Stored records
* start *

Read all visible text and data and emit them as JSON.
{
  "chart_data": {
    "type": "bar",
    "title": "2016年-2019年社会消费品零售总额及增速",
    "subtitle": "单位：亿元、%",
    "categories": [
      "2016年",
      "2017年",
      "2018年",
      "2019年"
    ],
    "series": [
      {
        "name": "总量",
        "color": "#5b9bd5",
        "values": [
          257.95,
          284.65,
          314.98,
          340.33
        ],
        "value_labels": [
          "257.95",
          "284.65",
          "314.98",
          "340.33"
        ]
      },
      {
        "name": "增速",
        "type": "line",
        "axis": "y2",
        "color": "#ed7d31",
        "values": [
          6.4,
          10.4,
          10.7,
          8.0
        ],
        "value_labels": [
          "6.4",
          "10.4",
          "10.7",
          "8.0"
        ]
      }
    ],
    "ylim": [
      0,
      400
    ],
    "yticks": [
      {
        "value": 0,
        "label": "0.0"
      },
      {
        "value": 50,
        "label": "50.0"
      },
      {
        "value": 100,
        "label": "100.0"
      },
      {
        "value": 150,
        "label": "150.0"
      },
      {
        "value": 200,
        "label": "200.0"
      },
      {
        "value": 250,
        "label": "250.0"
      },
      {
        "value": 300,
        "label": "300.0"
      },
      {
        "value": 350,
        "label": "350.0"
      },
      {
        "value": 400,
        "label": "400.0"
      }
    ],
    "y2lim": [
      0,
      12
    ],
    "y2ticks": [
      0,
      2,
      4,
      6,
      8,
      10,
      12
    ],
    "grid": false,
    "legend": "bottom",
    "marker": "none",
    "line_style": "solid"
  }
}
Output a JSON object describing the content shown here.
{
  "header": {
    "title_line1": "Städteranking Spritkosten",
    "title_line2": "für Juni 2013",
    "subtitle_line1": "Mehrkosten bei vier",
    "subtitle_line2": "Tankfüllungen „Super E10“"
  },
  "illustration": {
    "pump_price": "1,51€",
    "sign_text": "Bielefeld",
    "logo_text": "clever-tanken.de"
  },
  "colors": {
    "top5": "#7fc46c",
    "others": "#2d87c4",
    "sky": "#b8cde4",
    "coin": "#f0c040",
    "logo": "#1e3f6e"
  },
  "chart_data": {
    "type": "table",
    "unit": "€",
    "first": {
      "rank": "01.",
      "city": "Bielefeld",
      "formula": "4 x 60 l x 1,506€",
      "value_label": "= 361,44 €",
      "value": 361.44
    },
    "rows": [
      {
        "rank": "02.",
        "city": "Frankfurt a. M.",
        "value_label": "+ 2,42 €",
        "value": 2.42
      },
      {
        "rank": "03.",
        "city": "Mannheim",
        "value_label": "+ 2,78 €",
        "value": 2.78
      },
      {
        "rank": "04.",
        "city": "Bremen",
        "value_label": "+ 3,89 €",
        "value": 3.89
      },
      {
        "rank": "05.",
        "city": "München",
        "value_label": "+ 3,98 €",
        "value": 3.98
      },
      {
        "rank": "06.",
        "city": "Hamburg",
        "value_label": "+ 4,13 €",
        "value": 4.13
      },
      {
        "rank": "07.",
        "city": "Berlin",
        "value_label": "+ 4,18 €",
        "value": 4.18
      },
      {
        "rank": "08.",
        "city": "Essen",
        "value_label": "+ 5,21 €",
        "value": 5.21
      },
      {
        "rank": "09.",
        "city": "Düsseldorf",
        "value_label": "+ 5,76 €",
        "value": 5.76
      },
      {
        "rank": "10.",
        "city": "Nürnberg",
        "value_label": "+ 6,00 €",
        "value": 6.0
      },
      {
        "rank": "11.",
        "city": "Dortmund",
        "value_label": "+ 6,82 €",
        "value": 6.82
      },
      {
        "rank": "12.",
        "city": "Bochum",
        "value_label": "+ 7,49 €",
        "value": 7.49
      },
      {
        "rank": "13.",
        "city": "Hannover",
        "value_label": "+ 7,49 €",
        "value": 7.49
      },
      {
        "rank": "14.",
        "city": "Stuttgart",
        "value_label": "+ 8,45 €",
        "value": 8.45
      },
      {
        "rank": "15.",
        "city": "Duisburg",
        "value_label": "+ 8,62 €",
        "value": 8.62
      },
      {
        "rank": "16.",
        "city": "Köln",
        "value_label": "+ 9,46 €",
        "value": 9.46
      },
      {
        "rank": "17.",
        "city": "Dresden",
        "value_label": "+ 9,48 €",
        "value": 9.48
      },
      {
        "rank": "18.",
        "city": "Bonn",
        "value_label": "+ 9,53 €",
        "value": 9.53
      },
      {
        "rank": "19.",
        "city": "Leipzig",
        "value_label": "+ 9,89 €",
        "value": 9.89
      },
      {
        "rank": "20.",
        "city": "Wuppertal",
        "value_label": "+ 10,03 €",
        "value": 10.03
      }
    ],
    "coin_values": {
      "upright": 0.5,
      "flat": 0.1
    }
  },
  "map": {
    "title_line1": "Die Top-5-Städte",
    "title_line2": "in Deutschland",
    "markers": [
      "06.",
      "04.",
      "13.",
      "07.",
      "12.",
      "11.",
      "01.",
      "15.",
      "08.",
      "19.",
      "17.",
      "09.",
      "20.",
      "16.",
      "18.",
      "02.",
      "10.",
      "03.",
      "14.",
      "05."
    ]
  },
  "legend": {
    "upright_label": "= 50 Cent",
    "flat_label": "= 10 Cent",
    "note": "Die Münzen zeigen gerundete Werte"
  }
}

* end *

Work instructions: Identify the lines that hold the word "Bielefeld". Copy every one of them.

Response below:
    "sign_text": "Bielefeld",
      "city": "Bielefeld",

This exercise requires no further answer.